■ **Work to complete**: An exact copy of the records is required, minus the pictures they hold.
Start of Given records
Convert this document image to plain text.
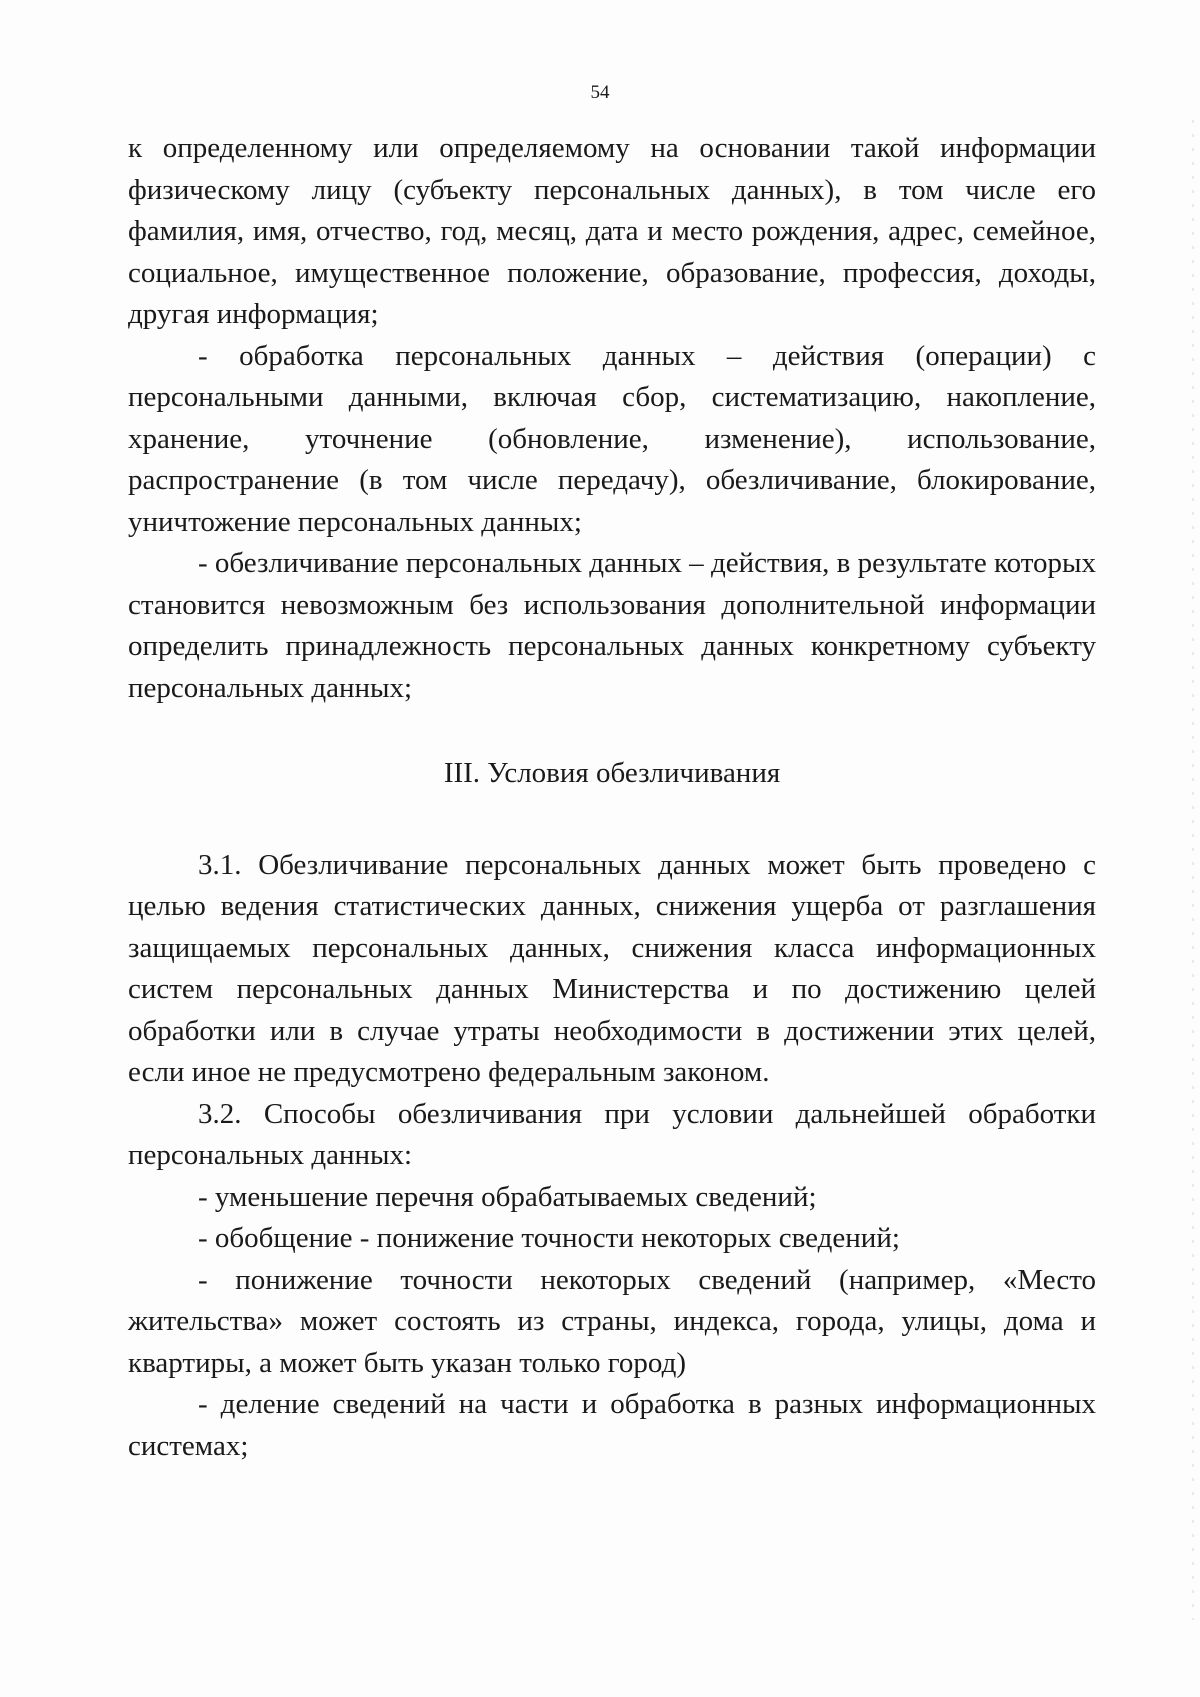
54

к определенному или определяемому на основании такой информации физическому лицу (субъекту персональных данных), в том числе его фамилия, имя, отчество, год, месяц, дата и место рождения, адрес, семейное, социальное, имущественное положение, образование, профессия, доходы, другая информация;

- обработка персональных данных – действия (операции) с персональными данными, включая сбор, систематизацию, накопление, хранение, уточнение (обновление, изменение), использование, распространение (в том числе передачу), обезличивание, блокирование, уничтожение персональных данных;

- обезличивание персональных данных – действия, в результате которых становится невозможным без использования дополнительной информации определить принадлежность персональных данных конкретному субъекту персональных данных;

III. Условия обезличивания

3.1. Обезличивание персональных данных может быть проведено с целью ведения статистических данных, снижения ущерба от разглашения защищаемых персональных данных, снижения класса информационных систем персональных данных Министерства и по достижению целей обработки или в случае утраты необходимости в достижении этих целей, если иное не предусмотрено федеральным законом.

3.2. Способы обезличивания при условии дальнейшей обработки персональных данных:

- уменьшение перечня обрабатываемых сведений;

- обобщение - понижение точности некоторых сведений;

- понижение точности некоторых сведений (например, «Место жительства» может состоять из страны, индекса, города, улицы, дома и квартиры, а может быть указан только город)

- деление сведений на части и обработка в разных информационных системах;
End of Given records
■ **Right answer**:
Convert this document image to plain text.
54

к определенному или определяемому на основании такой информации физическому лицу (субъекту персональных данных), в том числе его фамилия, имя, отчество, год, месяц, дата и место рождения, адрес, семейное, социальное, имущественное положение, образование, профессия, доходы, другая информация;

- обработка персональных данных – действия (операции) с персональными данными, включая сбор, систематизацию, накопление, хранение, уточнение (обновление, изменение), использование, распространение (в том числе передачу), обезличивание, блокирование, уничтожение персональных данных;

- обезличивание персональных данных – действия, в результате которых становится невозможным без использования дополнительной информации определить принадлежность персональных данных конкретному субъекту персональных данных;

III. Условия обезличивания

3.1. Обезличивание персональных данных может быть проведено с целью ведения статистических данных, снижения ущерба от разглашения защищаемых персональных данных, снижения класса информационных систем персональных данных Министерства и по достижению целей обработки или в случае утраты необходимости в достижении этих целей, если иное не предусмотрено федеральным законом.

3.2. Способы обезличивания при условии дальнейшей обработки персональных данных:

- уменьшение перечня обрабатываемых сведений;

- обобщение - понижение точности некоторых сведений;

- понижение точности некоторых сведений (например, «Место жительства» может состоять из страны, индекса, города, улицы, дома и квартиры, а может быть указан только город)

- деление сведений на части и обработка в разных информационных системах;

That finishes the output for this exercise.